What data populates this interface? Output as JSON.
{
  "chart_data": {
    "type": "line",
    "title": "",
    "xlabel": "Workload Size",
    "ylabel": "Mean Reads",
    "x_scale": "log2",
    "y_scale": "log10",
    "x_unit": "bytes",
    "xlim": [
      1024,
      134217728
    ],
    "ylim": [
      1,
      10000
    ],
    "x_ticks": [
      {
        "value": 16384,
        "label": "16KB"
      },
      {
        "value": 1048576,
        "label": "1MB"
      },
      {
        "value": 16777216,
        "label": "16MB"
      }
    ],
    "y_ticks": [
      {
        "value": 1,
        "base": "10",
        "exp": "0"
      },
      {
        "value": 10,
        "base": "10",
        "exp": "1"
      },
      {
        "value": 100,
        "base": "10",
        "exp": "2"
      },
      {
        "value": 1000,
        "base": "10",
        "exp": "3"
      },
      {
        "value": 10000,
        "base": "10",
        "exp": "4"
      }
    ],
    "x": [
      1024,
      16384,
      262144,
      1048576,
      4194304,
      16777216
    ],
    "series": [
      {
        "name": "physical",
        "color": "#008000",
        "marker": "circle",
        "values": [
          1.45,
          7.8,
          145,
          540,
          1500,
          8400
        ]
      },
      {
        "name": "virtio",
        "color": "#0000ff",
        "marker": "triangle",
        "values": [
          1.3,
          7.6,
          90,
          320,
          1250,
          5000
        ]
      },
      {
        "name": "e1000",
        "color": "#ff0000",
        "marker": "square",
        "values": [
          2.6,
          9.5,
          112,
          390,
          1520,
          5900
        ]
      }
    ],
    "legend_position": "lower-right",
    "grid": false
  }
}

========================================================================

→ **Requirements**:
Restate each record exactly as written.

→ **Exercise solution**:
What data populates this interface? Output as JSON.
{
  "chart_data": {
    "type": "line",
    "title": "",
    "xlabel": "Workload Size",
    "ylabel": "Mean Reads",
    "x_scale": "log2",
    "y_scale": "log10",
    "x_unit": "bytes",
    "xlim": [
      1024,
      134217728
    ],
    "ylim": [
      1,
      10000
    ],
    "x_ticks": [
      {
        "value": 16384,
        "label": "16KB"
      },
      {
        "value": 1048576,
        "label": "1MB"
      },
      {
        "value": 16777216,
        "label": "16MB"
      }
    ],
    "y_ticks": [
      {
        "value": 1,
        "base": "10",
        "exp": "0"
      },
      {
        "value": 10,
        "base": "10",
        "exp": "1"
      },
      {
        "value": 100,
        "base": "10",
        "exp": "2"
      },
      {
        "value": 1000,
        "base": "10",
        "exp": "3"
      },
      {
        "value": 10000,
        "base": "10",
        "exp": "4"
      }
    ],
    "x": [
      1024,
      16384,
      262144,
      1048576,
      4194304,
      16777216
    ],
    "series": [
      {
        "name": "physical",
        "color": "#008000",
        "marker": "circle",
        "values": [
          1.45,
          7.8,
          145,
          540,
          1500,
          8400
        ]
      },
      {
        "name": "virtio",
        "color": "#0000ff",
        "marker": "triangle",
        "values": [
          1.3,
          7.6,
          90,
          320,
          1250,
          5000
        ]
      },
      {
        "name": "e1000",
        "color": "#ff0000",
        "marker": "square",
        "values": [
          2.6,
          9.5,
          112,
          390,
          1520,
          5900
        ]
      }
    ],
    "legend_position": "lower-right",
    "grid": false
  }
}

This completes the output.